Problem statement: Gather every line that includes the word "Choose", please.

◆ ◆ ◆ ◆ ◆

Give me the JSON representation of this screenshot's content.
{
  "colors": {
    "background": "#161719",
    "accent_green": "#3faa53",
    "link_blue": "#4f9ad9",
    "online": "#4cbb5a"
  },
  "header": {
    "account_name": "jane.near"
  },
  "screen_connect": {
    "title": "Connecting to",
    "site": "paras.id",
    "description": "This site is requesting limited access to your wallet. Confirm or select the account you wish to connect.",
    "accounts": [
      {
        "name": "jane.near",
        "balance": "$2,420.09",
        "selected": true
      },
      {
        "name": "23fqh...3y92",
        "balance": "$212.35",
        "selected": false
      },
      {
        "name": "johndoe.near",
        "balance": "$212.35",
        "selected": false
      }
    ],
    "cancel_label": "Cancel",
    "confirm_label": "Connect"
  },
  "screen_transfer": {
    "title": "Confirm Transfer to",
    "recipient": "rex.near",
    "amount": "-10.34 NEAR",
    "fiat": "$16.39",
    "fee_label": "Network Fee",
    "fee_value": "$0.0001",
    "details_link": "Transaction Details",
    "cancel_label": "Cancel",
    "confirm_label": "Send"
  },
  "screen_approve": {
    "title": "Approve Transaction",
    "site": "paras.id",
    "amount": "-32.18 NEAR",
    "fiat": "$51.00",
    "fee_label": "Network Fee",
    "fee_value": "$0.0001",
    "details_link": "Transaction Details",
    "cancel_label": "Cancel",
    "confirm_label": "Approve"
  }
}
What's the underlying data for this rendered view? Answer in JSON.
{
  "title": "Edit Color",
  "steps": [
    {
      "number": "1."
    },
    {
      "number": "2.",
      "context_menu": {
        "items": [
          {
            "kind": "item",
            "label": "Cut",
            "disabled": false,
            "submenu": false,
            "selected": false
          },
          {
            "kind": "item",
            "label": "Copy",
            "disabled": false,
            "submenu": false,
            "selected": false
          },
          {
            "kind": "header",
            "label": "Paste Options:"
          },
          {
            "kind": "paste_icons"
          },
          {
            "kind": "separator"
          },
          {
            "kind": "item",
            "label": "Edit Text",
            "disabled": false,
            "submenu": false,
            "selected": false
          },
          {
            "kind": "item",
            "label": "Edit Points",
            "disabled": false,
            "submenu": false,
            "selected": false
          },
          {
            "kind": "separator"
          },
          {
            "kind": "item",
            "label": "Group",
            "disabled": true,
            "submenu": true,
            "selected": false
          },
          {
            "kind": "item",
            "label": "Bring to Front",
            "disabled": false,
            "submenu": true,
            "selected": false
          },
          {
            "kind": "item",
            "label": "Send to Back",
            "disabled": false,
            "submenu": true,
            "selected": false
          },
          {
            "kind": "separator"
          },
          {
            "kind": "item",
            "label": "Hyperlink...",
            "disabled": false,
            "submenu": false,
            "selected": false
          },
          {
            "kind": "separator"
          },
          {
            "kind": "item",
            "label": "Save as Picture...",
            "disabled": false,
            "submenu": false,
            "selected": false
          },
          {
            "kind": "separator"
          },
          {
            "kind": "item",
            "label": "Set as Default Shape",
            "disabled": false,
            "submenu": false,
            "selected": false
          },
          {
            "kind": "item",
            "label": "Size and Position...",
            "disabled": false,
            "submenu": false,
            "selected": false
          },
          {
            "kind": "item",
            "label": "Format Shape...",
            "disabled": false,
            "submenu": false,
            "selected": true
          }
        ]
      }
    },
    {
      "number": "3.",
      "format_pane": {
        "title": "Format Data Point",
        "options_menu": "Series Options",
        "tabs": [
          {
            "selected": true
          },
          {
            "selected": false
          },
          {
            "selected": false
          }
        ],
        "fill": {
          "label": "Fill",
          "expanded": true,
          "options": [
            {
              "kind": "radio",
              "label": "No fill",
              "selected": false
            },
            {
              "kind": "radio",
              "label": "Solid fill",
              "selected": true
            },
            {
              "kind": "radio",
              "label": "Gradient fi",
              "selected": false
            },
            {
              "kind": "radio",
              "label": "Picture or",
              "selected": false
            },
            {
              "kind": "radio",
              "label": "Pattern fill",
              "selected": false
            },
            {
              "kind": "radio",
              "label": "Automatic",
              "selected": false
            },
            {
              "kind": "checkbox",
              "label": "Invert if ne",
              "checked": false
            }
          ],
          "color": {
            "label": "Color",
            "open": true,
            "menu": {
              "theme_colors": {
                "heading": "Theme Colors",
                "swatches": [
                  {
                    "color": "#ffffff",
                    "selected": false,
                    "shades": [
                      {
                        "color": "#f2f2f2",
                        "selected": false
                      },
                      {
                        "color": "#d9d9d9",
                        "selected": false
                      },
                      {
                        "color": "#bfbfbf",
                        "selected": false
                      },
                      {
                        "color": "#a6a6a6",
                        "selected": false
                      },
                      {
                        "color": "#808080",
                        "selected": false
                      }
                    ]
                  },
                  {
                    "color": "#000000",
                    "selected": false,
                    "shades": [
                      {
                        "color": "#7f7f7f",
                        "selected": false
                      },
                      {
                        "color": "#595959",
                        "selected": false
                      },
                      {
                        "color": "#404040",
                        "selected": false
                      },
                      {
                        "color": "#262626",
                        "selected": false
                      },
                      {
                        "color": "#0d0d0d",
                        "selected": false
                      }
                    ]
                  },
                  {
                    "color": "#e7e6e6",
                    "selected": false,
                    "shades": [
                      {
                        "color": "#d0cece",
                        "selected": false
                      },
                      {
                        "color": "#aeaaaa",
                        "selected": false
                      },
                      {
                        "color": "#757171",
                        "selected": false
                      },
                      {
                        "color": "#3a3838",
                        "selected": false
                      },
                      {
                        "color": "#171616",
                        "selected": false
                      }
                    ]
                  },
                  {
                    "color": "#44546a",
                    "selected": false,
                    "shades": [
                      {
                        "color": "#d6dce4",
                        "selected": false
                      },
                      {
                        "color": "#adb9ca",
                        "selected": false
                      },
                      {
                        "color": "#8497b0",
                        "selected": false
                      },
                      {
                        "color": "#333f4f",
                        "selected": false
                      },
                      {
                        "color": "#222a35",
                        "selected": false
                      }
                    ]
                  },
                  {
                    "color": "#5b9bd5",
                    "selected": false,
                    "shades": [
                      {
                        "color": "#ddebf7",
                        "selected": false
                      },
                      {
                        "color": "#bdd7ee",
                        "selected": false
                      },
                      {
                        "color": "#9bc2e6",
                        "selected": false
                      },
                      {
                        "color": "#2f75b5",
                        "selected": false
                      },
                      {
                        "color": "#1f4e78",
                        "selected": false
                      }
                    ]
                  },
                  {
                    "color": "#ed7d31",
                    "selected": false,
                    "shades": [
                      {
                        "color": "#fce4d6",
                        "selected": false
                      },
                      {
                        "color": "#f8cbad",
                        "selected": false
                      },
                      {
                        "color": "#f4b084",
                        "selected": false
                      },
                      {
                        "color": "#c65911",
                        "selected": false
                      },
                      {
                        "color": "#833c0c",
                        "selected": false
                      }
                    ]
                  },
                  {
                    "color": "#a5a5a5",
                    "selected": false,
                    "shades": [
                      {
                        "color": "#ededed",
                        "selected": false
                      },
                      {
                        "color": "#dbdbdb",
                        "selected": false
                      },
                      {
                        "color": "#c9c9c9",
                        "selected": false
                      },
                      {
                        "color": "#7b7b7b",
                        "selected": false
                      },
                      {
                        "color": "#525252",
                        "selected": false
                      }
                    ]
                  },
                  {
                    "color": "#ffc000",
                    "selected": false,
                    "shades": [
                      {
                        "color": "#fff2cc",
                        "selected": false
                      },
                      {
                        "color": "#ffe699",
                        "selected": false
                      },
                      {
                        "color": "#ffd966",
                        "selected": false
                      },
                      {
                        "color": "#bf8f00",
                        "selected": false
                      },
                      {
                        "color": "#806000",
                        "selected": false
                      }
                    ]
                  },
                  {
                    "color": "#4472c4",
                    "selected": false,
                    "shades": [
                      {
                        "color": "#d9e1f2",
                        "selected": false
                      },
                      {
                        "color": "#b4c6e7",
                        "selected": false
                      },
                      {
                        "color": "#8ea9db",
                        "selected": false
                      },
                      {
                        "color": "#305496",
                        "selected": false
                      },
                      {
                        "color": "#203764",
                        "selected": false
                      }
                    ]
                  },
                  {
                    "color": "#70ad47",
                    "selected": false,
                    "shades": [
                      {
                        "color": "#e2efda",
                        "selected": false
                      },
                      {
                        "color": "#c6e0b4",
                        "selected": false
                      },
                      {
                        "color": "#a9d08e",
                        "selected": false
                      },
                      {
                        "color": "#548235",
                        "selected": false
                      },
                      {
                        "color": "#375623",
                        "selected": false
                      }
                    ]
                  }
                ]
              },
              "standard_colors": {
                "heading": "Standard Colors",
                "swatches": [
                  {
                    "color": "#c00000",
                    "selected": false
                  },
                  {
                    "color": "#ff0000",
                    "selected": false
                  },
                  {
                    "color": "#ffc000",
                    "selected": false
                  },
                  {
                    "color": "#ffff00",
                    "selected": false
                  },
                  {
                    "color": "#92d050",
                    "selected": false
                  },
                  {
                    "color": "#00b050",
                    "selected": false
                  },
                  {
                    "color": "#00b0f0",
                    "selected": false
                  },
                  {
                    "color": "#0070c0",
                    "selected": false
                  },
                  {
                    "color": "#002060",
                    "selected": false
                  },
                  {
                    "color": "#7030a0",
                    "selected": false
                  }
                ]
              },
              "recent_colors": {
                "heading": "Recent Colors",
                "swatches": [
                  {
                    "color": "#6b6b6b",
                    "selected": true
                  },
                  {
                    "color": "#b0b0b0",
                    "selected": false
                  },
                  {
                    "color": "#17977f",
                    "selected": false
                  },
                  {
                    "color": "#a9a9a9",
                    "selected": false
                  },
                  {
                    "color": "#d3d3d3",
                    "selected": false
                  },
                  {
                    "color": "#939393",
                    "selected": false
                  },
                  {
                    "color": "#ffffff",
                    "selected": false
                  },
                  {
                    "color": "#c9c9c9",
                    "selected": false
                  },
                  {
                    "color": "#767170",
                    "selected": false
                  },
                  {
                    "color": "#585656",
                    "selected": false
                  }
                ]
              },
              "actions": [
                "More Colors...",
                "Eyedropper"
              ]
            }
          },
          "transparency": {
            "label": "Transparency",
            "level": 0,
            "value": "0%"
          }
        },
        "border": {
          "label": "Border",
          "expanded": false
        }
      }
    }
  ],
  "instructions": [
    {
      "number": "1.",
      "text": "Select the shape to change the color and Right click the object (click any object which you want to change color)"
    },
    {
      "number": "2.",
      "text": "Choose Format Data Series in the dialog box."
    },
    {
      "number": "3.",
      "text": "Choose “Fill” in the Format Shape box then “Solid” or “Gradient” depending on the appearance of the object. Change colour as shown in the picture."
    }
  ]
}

◆ ◆ ◆ ◆ ◆

Exercise answer:
      "text": "Choose Format Data Series in the dialog box."
      "text": "Choose “Fill” in the Format Shape box then “Solid” or “Gradient” depending on the appearance of the object. Change colour as shown in the picture."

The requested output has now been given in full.